--- START INFORMATION SHOWN ---

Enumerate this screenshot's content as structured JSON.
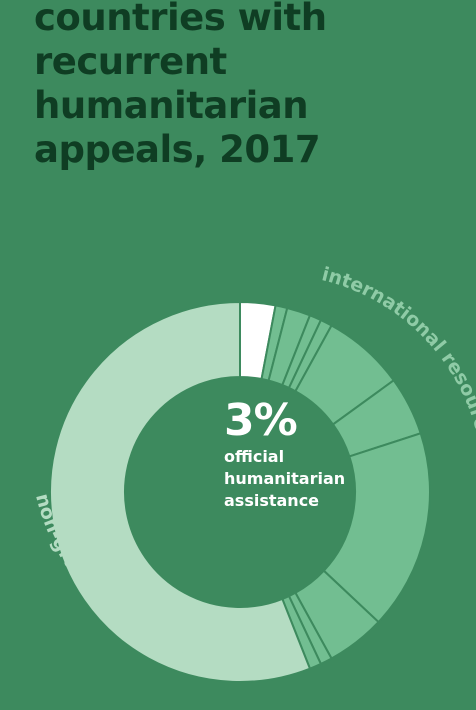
{
  "title_lines": [
    "countries with",
    "recurrent",
    "humanitarian",
    "appeals, 2017"
  ],
  "colors": {
    "background": "#3d8a5e",
    "title": "#0f3d23",
    "highlight": "#ffffff",
    "international": "#72be91",
    "international_light": "#8fcba6",
    "domestic": "#b4dcc2",
    "separator": "#3d8a5e"
  },
  "chart_data": {
    "type": "donut",
    "title": "countries with recurrent humanitarian appeals, 2017",
    "center_value": "3%",
    "center_label_lines": [
      "official",
      "humanitarian",
      "assistance"
    ],
    "group_labels": [
      "international resources",
      "non-grant government revenue"
    ],
    "segments": [
      {
        "group": "official humanitarian assistance",
        "value": 3
      },
      {
        "group": "international resources",
        "value": 1
      },
      {
        "group": "international resources",
        "value": 2
      },
      {
        "group": "international resources",
        "value": 1
      },
      {
        "group": "international resources",
        "value": 1
      },
      {
        "group": "international resources",
        "value": 7
      },
      {
        "group": "international resources",
        "value": 5
      },
      {
        "group": "international resources",
        "value": 17
      },
      {
        "group": "international resources",
        "value": 5
      },
      {
        "group": "international resources",
        "value": 1
      },
      {
        "group": "international resources",
        "value": 1
      },
      {
        "group": "non-grant government revenue",
        "value": 56
      }
    ]
  }
}
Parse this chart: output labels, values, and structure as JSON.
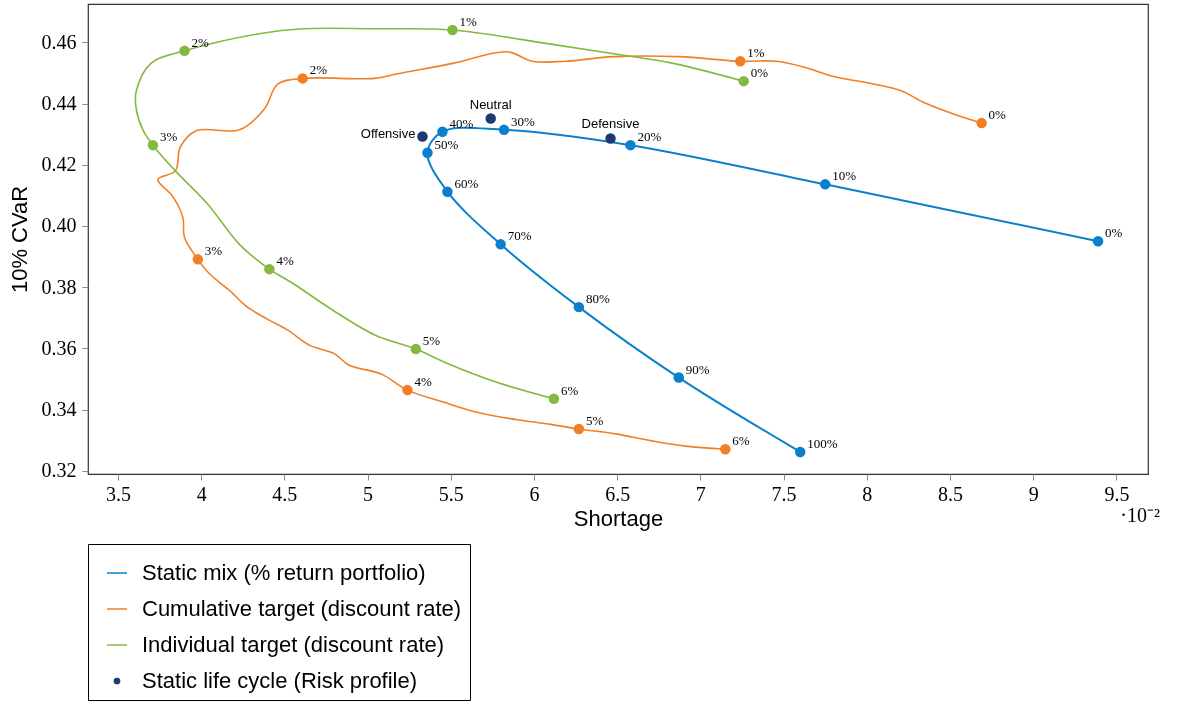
{
  "chart_data": {
    "type": "line",
    "xlabel": "Shortage",
    "ylabel": "10% CVaR",
    "xlim": [
      3.32,
      9.69
    ],
    "ylim": [
      0.319,
      0.4725
    ],
    "xticks": [
      3.5,
      4,
      4.5,
      5,
      5.5,
      6,
      6.5,
      7,
      7.5,
      8,
      8.5,
      9,
      9.5
    ],
    "yticks": [
      0.32,
      0.34,
      0.36,
      0.38,
      {
        "value": 0.4,
        "label": "0.40"
      },
      0.42,
      0.44,
      0.46
    ],
    "legend": "bottom left",
    "annotations": [
      "·10⁻²",
      {
        "text": "0%",
        "x": 9.39,
        "y": 0.395
      },
      {
        "text": "10%",
        "x": 7.75,
        "y": 0.4136
      },
      {
        "text": "20%",
        "x": 6.58,
        "y": 0.4264
      },
      {
        "text": "30%",
        "x": 5.82,
        "y": 0.4314
      },
      {
        "text": "40%",
        "x": 5.45,
        "y": 0.4308
      },
      {
        "text": "50%",
        "x": 5.36,
        "y": 0.4239
      },
      {
        "text": "60%",
        "x": 5.48,
        "y": 0.4112
      },
      {
        "text": "70%",
        "x": 5.8,
        "y": 0.394
      },
      {
        "text": "80%",
        "x": 6.27,
        "y": 0.3735
      },
      {
        "text": "90%",
        "x": 6.87,
        "y": 0.3505
      },
      {
        "text": "100%",
        "x": 7.6,
        "y": 0.3262
      },
      {
        "text": "0%",
        "x": 8.69,
        "y": 0.4336
      },
      {
        "text": "1%",
        "x": 7.24,
        "y": 0.4538
      },
      {
        "text": "2%",
        "x": 4.61,
        "y": 0.4482
      },
      {
        "text": "3%",
        "x": 3.98,
        "y": 0.3891
      },
      {
        "text": "4%",
        "x": 5.24,
        "y": 0.3464
      },
      {
        "text": "5%",
        "x": 6.27,
        "y": 0.3337
      },
      {
        "text": "6%",
        "x": 7.15,
        "y": 0.3271
      },
      {
        "text": "0%",
        "x": 7.26,
        "y": 0.4473
      },
      {
        "text": "1%",
        "x": 5.51,
        "y": 0.464
      },
      {
        "text": "2%",
        "x": 3.9,
        "y": 0.4572
      },
      {
        "text": "3%",
        "x": 3.71,
        "y": 0.4264
      },
      {
        "text": "4%",
        "x": 4.41,
        "y": 0.3859
      },
      {
        "text": "5%",
        "x": 5.29,
        "y": 0.3598
      },
      {
        "text": "6%",
        "x": 6.12,
        "y": 0.3436
      },
      {
        "text": "Offensive",
        "x": 5.33,
        "y": 0.4292
      },
      {
        "text": "Neutral",
        "x": 5.74,
        "y": 0.4351
      },
      {
        "text": "Defensive",
        "x": 6.46,
        "y": 0.4286
      }
    ],
    "series": [
      {
        "name": "Static mix (% return portfolio)",
        "type": "line",
        "color": "#0a80cc",
        "marker": "circle",
        "x": [
          9.39,
          7.75,
          6.58,
          5.82,
          5.45,
          5.36,
          5.48,
          5.8,
          6.27,
          6.87,
          7.6
        ],
        "values": [
          0.395,
          0.4136,
          0.4264,
          0.4314,
          0.4308,
          0.4239,
          0.4112,
          0.394,
          0.3735,
          0.3505,
          0.3262
        ]
      },
      {
        "name": "Cumulative target (discount rate)",
        "type": "line",
        "color": "#f07f26",
        "x": [
          8.69,
          8.53,
          8.34,
          8.21,
          8.02,
          7.8,
          7.64,
          7.46,
          7.24,
          6.87,
          6.48,
          6.19,
          5.99,
          5.84,
          5.52,
          5.18,
          5.04,
          4.61,
          4.46,
          4.38,
          4.23,
          3.97,
          3.875,
          3.845,
          3.74,
          3.83,
          3.89,
          3.9,
          3.98,
          4.05,
          4.18,
          4.27,
          4.4,
          4.52,
          4.65,
          4.8,
          4.89,
          5.08,
          5.24,
          5.46,
          5.67,
          5.89,
          6.1,
          6.27,
          6.49,
          6.7,
          6.91,
          7.15
        ],
        "values": [
          0.4336,
          0.4364,
          0.4404,
          0.4441,
          0.4466,
          0.4488,
          0.4516,
          0.4538,
          0.4538,
          0.4553,
          0.4553,
          0.4538,
          0.4538,
          0.4569,
          0.4532,
          0.4497,
          0.4482,
          0.4482,
          0.4463,
          0.4382,
          0.4314,
          0.4311,
          0.4258,
          0.418,
          0.4152,
          0.4096,
          0.4028,
          0.3962,
          0.3891,
          0.3844,
          0.3785,
          0.3738,
          0.3695,
          0.366,
          0.3611,
          0.3583,
          0.3545,
          0.3517,
          0.3464,
          0.3424,
          0.339,
          0.3368,
          0.3352,
          0.3337,
          0.3321,
          0.3299,
          0.3281,
          0.3271
        ]
      },
      {
        "name": "Individual target (discount rate)",
        "type": "line",
        "color": "#84b93f",
        "x": [
          7.26,
          6.83,
          6.51,
          6.1,
          5.51,
          5.04,
          4.61,
          4.35,
          3.9,
          3.7,
          3.61,
          3.61,
          3.65,
          3.71,
          3.845,
          4.04,
          4.23,
          4.41,
          4.55,
          4.78,
          5.04,
          5.29,
          5.48,
          5.78,
          6.12
        ],
        "values": [
          0.4473,
          0.4532,
          0.456,
          0.4594,
          0.464,
          0.4644,
          0.4644,
          0.4628,
          0.4572,
          0.4532,
          0.4441,
          0.4382,
          0.4314,
          0.4264,
          0.418,
          0.4071,
          0.394,
          0.3859,
          0.3813,
          0.3729,
          0.3645,
          0.3598,
          0.3551,
          0.3489,
          0.3436
        ]
      },
      {
        "type": "scatter",
        "color": "#f07f26",
        "x": [
          8.69,
          7.24,
          4.61,
          3.98,
          5.24,
          6.27,
          7.15
        ],
        "values": [
          0.4336,
          0.4538,
          0.4482,
          0.3891,
          0.3464,
          0.3337,
          0.3271
        ]
      },
      {
        "type": "scatter",
        "color": "#84b93f",
        "x": [
          7.26,
          5.51,
          3.9,
          3.71,
          4.41,
          5.29,
          6.12
        ],
        "values": [
          0.4473,
          0.464,
          0.4572,
          0.4264,
          0.3859,
          0.3598,
          0.3436
        ]
      },
      {
        "name": "Static life cycle (Risk profile)",
        "type": "scatter",
        "color": "#1f3a73",
        "marker": "circle",
        "x": [
          5.33,
          5.74,
          6.46
        ],
        "values": [
          0.4292,
          0.4351,
          0.4286
        ]
      }
    ]
  }
}
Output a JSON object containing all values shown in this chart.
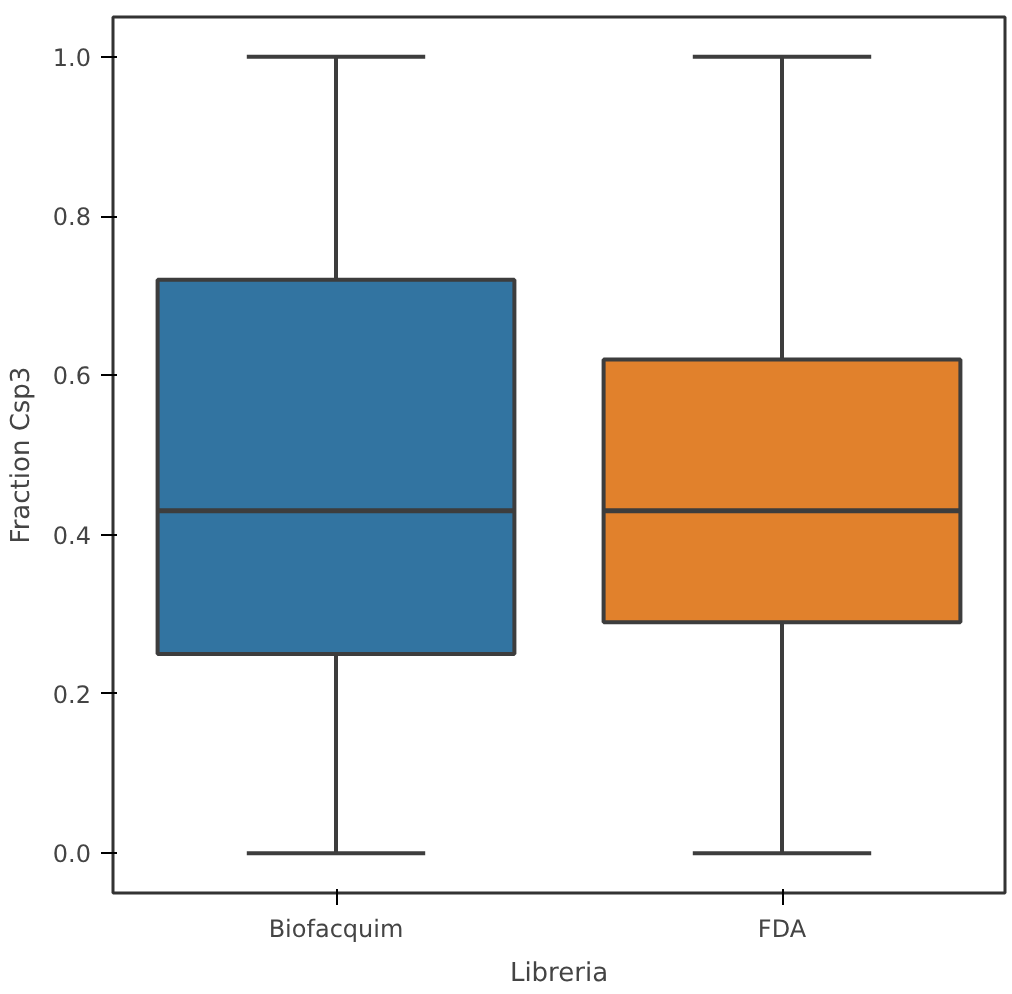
{
  "chart_data": {
    "type": "box",
    "xlabel": "Libreria",
    "ylabel": "Fraction Csp3",
    "categories": [
      "Biofacquim",
      "FDA"
    ],
    "colors": [
      "#3274a1",
      "#e1812c"
    ],
    "boxes": [
      {
        "low": 0.0,
        "q1": 0.25,
        "median": 0.43,
        "q3": 0.72,
        "high": 1.0
      },
      {
        "low": 0.0,
        "q1": 0.29,
        "median": 0.43,
        "q3": 0.62,
        "high": 1.0
      }
    ],
    "ylim": [
      -0.05,
      1.05
    ],
    "yticks": [
      {
        "value": 0,
        "label": "0.0"
      },
      0.2,
      0.4,
      0.6,
      0.8,
      {
        "value": 1,
        "label": "1.0"
      }
    ],
    "grid": false
  }
}
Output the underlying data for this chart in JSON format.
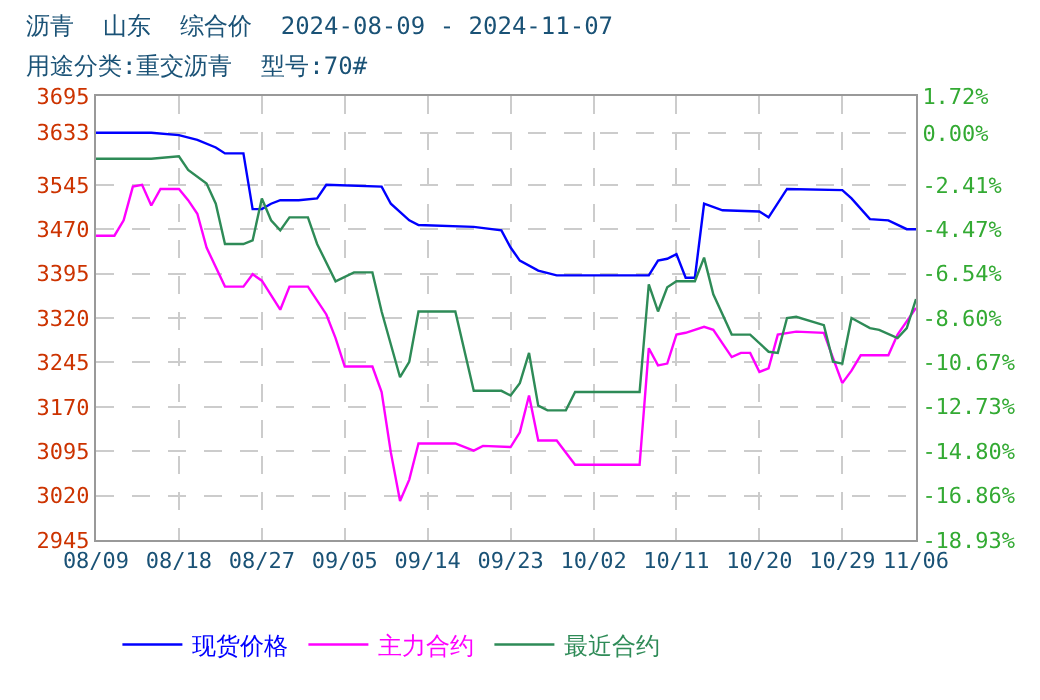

--- END INFORMATION SHOWN ---

**WHAT THE EXERCISE ASKS**
In the data above, how many lines contain the string "target"? Answer with the number only.

**SOLUTION TO THE PROBLEM**
2